* [Data records]
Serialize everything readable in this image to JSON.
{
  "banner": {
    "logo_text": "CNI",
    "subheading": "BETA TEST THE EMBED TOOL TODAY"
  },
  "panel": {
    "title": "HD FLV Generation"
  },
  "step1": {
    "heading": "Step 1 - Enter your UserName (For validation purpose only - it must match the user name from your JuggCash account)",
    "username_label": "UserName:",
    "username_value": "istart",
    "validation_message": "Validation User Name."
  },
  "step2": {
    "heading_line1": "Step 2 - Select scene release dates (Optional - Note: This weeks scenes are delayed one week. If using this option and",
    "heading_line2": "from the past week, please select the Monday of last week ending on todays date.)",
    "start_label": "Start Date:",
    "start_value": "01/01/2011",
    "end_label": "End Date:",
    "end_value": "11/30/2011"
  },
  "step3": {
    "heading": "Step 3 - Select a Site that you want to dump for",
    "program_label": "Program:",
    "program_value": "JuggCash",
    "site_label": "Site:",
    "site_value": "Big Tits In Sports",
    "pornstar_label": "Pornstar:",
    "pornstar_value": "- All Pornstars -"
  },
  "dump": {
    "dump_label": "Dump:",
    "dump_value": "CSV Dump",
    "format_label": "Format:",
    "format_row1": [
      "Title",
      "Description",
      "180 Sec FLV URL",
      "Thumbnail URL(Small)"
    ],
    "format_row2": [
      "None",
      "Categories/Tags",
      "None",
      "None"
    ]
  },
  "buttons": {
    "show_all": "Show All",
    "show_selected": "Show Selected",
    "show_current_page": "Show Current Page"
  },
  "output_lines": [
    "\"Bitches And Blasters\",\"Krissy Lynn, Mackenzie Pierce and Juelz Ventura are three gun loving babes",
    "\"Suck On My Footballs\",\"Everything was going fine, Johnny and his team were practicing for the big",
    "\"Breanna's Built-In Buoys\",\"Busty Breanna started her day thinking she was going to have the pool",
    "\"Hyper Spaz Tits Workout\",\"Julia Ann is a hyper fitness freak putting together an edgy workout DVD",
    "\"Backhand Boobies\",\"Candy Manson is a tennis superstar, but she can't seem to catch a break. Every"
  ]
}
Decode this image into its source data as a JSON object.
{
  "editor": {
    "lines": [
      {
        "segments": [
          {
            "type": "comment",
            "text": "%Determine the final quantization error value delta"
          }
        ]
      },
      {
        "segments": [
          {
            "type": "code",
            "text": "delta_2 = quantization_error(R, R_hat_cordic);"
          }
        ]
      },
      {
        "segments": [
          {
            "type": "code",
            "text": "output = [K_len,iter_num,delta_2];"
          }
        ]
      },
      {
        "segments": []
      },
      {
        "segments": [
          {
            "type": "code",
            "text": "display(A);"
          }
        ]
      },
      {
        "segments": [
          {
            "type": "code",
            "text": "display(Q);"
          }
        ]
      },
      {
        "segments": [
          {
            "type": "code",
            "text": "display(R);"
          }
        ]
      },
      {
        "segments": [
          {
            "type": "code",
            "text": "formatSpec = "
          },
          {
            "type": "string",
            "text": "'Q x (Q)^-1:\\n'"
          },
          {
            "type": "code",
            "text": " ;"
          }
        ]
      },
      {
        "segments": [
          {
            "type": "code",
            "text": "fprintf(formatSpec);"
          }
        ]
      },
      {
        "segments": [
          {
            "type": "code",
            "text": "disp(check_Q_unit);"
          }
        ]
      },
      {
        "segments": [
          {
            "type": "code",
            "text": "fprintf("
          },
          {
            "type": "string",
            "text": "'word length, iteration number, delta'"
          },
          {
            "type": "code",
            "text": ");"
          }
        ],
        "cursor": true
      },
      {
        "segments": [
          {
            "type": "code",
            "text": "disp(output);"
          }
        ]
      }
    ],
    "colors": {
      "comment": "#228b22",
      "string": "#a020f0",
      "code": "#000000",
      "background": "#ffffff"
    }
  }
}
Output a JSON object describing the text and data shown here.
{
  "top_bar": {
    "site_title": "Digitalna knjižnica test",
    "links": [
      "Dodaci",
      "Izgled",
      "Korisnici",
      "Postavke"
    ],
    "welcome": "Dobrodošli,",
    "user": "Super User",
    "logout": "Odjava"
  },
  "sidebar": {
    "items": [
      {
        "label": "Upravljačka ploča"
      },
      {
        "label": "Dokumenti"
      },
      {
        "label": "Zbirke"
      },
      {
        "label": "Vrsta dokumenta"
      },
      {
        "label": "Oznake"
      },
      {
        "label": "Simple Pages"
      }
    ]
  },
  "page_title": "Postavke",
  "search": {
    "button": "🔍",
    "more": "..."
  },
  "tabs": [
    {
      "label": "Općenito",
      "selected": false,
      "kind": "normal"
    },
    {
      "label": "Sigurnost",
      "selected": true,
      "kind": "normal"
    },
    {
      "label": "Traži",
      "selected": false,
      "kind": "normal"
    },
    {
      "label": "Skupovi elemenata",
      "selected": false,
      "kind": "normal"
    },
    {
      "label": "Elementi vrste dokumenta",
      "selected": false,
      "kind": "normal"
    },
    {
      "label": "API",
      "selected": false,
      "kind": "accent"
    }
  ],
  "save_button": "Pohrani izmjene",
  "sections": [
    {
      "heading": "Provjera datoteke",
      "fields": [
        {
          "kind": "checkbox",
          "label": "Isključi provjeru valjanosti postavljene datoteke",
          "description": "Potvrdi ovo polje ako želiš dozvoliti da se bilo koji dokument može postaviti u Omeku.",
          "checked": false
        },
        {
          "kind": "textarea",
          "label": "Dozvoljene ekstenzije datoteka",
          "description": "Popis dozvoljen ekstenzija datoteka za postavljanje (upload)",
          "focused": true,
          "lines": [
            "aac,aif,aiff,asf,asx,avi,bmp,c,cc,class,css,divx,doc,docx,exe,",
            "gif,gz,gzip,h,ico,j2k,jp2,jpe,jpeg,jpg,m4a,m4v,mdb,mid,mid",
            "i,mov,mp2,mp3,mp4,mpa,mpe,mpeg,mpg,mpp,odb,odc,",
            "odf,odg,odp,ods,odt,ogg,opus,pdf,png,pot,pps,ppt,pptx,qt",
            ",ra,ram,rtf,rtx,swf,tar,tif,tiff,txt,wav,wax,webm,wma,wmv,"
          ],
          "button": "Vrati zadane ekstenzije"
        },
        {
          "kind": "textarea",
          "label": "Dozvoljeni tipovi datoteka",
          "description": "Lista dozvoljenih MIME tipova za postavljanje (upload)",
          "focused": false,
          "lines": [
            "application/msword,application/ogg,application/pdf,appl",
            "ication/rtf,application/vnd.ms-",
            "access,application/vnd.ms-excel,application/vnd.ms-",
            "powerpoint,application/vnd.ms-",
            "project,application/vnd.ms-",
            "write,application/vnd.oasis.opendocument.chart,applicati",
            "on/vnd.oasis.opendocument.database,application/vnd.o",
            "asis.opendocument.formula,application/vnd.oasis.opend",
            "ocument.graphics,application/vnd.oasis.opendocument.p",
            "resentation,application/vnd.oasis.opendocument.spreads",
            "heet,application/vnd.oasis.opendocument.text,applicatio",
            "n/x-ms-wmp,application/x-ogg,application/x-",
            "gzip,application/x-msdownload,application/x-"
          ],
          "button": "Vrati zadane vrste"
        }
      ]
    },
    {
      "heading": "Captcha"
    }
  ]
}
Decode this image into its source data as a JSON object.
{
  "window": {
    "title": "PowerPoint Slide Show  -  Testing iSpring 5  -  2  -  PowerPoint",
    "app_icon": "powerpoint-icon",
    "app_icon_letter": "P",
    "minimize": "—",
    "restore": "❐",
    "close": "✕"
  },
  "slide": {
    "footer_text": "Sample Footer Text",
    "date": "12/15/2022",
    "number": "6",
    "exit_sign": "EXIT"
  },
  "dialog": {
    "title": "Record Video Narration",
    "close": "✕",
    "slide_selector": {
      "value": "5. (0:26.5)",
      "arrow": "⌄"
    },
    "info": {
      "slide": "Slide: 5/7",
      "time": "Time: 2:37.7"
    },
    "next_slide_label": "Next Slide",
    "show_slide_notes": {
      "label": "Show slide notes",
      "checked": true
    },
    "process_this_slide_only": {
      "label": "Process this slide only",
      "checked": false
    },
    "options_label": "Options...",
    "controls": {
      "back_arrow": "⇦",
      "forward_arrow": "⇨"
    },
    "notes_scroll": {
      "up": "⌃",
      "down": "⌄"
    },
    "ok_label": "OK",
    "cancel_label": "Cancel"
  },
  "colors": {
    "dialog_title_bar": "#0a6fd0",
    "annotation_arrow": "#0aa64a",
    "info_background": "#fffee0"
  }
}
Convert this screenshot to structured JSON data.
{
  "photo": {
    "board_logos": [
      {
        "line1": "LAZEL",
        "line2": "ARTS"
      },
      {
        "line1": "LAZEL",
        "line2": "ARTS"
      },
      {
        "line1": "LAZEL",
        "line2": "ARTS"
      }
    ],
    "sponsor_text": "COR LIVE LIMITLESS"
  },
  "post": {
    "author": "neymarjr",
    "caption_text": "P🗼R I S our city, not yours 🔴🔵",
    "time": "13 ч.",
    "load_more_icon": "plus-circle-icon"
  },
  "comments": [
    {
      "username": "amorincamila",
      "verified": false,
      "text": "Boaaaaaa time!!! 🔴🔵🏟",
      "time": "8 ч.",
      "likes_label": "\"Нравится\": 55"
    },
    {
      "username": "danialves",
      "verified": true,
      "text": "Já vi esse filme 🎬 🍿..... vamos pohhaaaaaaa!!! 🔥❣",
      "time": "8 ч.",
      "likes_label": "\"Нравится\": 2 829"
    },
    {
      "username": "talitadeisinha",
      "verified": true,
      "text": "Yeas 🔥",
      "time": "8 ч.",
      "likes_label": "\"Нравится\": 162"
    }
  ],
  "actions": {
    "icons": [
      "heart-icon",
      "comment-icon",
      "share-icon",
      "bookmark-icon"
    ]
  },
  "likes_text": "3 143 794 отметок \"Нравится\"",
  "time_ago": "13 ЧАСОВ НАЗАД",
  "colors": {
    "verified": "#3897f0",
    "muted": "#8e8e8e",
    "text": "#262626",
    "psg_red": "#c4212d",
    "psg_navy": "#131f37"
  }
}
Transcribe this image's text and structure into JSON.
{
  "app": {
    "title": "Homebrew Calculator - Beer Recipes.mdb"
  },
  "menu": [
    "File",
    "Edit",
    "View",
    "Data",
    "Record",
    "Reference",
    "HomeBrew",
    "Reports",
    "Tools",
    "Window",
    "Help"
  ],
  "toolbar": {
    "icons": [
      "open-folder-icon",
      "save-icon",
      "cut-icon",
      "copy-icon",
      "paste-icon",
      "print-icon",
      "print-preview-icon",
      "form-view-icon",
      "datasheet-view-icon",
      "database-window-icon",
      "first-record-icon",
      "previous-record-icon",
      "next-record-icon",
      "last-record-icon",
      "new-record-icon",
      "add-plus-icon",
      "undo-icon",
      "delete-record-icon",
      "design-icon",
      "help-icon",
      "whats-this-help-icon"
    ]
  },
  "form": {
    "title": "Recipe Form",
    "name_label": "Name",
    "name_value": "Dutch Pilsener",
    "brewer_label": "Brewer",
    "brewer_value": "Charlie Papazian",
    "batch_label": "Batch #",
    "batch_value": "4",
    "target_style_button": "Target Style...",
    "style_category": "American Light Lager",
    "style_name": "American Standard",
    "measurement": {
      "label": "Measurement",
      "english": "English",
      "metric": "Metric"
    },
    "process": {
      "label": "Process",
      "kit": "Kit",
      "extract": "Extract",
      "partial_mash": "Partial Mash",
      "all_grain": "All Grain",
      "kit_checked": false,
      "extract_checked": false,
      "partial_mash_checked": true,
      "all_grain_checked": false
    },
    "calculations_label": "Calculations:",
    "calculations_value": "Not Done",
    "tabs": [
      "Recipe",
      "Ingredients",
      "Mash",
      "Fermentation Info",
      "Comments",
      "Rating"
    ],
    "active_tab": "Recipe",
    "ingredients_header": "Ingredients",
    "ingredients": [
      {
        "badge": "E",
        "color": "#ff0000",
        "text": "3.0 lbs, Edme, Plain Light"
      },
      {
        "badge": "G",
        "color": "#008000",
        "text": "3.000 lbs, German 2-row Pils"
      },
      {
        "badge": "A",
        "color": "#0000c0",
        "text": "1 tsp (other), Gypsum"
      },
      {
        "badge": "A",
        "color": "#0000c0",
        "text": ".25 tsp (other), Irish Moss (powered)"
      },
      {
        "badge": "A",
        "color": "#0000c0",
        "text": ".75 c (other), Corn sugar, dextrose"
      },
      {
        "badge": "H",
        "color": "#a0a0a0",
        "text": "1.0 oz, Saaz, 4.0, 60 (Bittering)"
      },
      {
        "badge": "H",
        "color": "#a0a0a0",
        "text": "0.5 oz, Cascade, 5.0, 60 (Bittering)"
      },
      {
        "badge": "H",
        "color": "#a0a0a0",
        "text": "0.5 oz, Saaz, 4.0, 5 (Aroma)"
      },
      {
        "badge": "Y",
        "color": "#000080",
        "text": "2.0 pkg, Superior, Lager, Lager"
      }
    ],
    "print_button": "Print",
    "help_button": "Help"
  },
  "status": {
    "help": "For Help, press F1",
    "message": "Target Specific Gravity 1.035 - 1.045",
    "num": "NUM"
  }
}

* [Exercise details]
Review the material and copy each line in which the word "from" appears.

* [Answer below]
    "heading": "Step 1 - Enter your UserName (For validation purpose only - it must match the user name from your JuggCash account)",
    "heading_line2": "from the past week, please select the Monday of last week ending on todays date.)",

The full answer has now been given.